EXERCISE INPUTS:
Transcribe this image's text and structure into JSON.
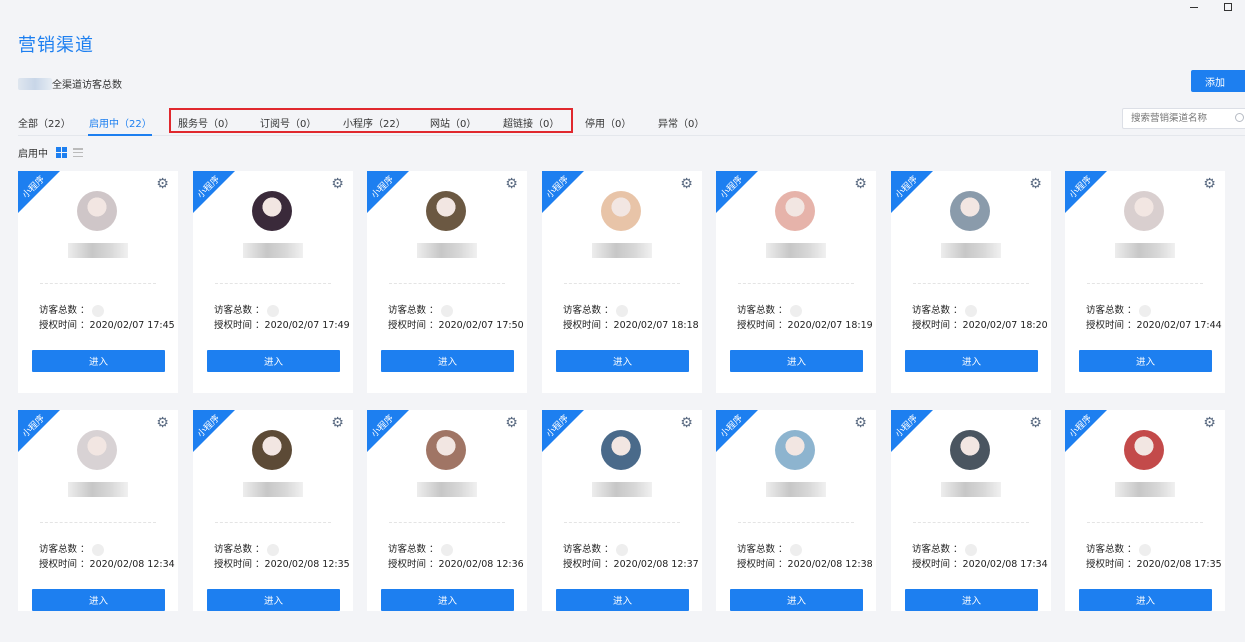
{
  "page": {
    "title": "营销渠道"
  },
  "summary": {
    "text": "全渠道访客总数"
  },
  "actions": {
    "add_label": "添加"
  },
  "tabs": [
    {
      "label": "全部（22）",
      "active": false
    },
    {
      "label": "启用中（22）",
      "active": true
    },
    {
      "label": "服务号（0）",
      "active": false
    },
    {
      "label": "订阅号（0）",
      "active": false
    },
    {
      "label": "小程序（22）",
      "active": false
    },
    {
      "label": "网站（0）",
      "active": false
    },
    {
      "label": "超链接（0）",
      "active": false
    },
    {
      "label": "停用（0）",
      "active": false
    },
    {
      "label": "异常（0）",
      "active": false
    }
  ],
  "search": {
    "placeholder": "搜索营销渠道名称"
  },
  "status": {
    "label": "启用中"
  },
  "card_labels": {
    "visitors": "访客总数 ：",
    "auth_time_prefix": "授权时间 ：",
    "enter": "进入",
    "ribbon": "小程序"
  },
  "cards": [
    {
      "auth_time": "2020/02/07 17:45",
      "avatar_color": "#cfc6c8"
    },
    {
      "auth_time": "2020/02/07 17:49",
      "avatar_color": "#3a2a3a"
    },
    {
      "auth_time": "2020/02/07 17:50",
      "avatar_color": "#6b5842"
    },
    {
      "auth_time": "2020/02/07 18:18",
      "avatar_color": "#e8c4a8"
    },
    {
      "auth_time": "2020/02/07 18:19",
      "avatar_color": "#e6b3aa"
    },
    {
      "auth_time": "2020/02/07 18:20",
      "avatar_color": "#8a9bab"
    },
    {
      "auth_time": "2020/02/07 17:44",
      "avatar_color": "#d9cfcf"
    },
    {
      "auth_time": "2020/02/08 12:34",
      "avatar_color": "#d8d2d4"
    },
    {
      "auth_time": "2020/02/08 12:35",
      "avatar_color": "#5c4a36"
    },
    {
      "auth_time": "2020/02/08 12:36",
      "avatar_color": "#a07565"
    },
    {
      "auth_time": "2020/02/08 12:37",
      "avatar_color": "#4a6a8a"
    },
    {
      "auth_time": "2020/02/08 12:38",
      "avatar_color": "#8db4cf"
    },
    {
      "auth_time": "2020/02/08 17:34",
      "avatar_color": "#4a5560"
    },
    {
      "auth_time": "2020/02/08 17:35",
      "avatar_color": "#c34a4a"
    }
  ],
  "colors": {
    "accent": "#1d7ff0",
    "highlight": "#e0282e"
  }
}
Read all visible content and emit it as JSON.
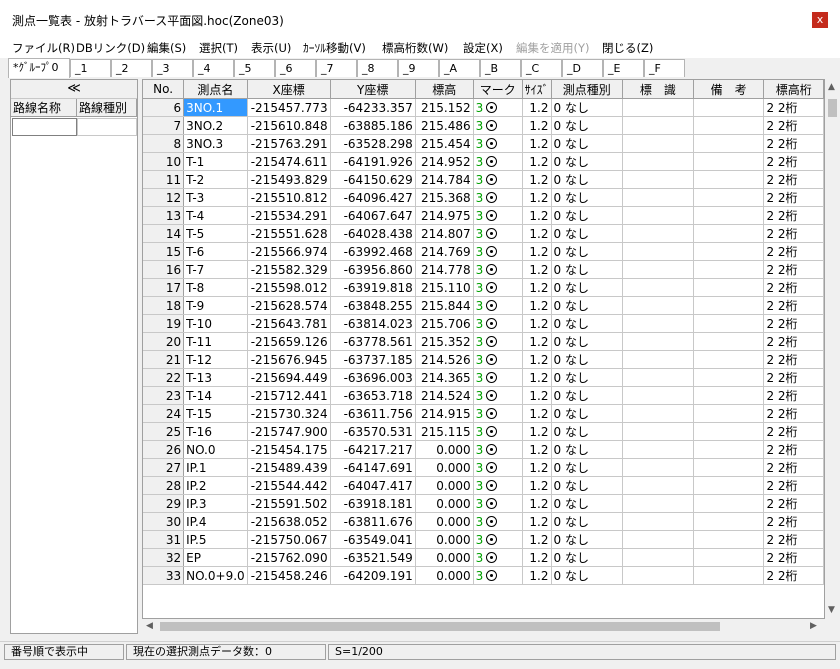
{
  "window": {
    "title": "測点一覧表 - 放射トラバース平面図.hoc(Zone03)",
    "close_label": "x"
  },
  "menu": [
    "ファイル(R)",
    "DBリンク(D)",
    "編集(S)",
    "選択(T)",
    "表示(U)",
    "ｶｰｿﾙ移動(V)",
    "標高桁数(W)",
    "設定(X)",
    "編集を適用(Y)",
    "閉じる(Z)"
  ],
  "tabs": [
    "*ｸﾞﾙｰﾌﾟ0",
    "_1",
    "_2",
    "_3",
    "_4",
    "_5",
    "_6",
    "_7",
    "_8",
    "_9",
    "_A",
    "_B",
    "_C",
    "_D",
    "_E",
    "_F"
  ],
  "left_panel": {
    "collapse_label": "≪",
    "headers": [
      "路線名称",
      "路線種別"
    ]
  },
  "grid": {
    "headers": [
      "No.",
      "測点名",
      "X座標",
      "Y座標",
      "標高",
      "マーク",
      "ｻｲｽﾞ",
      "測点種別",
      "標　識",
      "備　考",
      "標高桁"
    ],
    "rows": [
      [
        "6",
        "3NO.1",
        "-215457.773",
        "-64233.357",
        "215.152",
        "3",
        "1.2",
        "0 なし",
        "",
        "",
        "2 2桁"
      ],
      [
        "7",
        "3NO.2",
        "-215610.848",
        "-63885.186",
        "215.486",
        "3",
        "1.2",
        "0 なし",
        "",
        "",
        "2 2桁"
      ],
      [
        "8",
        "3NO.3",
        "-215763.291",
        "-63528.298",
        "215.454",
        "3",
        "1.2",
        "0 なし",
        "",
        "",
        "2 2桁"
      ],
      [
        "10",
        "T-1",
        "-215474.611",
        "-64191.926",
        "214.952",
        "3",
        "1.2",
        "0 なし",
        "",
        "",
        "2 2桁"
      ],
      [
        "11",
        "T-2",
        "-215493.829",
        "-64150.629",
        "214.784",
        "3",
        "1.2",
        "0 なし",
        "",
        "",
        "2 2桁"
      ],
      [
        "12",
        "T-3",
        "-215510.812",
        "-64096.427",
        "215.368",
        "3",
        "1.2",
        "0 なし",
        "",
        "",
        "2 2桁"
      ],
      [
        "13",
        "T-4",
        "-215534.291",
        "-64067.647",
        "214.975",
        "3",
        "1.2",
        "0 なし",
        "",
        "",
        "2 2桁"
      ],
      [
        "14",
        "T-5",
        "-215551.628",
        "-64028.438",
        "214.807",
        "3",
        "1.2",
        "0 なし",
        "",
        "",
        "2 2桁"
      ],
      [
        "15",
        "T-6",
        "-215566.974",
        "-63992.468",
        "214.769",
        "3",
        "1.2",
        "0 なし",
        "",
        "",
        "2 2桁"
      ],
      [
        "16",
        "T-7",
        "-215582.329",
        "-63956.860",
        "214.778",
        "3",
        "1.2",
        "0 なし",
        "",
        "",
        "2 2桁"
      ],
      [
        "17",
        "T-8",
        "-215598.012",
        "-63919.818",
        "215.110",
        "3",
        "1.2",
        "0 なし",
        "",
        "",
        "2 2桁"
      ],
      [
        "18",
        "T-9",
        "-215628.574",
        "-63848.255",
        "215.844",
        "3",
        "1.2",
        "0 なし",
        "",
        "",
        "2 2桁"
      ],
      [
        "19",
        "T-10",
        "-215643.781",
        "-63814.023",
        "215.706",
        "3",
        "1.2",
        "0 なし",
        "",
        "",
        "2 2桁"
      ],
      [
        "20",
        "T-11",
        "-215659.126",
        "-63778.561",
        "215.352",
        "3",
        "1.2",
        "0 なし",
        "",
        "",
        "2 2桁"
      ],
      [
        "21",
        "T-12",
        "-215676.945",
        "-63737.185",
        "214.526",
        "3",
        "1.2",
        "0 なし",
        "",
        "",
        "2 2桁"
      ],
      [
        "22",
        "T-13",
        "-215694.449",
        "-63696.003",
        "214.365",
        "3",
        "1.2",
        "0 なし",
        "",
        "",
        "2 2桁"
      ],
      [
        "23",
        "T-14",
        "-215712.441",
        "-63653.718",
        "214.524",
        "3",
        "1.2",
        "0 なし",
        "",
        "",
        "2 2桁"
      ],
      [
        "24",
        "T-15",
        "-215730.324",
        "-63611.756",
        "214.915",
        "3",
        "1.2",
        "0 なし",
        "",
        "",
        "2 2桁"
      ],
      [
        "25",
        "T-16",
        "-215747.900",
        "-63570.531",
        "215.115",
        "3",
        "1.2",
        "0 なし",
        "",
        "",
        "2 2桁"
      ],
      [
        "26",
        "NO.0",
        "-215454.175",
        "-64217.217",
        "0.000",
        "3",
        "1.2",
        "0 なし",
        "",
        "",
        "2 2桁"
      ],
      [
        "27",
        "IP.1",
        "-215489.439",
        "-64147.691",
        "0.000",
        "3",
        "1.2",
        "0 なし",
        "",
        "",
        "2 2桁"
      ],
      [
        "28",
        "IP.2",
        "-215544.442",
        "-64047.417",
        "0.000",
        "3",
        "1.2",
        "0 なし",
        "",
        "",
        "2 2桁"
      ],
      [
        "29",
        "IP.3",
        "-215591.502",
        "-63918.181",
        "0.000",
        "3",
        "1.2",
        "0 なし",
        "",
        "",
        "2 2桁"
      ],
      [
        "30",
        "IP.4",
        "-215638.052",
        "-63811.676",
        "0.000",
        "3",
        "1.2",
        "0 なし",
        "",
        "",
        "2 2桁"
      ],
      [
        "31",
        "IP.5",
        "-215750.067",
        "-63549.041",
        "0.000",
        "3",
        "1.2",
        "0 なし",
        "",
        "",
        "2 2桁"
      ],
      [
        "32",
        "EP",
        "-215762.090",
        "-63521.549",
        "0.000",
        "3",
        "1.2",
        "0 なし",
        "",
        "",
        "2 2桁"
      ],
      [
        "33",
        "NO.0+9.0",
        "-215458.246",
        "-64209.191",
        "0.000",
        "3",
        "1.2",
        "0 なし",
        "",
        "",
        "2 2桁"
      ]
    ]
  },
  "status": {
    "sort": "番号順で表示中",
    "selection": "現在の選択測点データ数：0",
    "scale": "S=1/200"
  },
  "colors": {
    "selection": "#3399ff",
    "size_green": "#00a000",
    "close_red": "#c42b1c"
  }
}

EXERCISE INSTRUCTIONS: Show every line above in which the word "selection" occurs.

ANSWER:
    "selection": "現在の選択測点データ数：0",
    "selection": "#3399ff",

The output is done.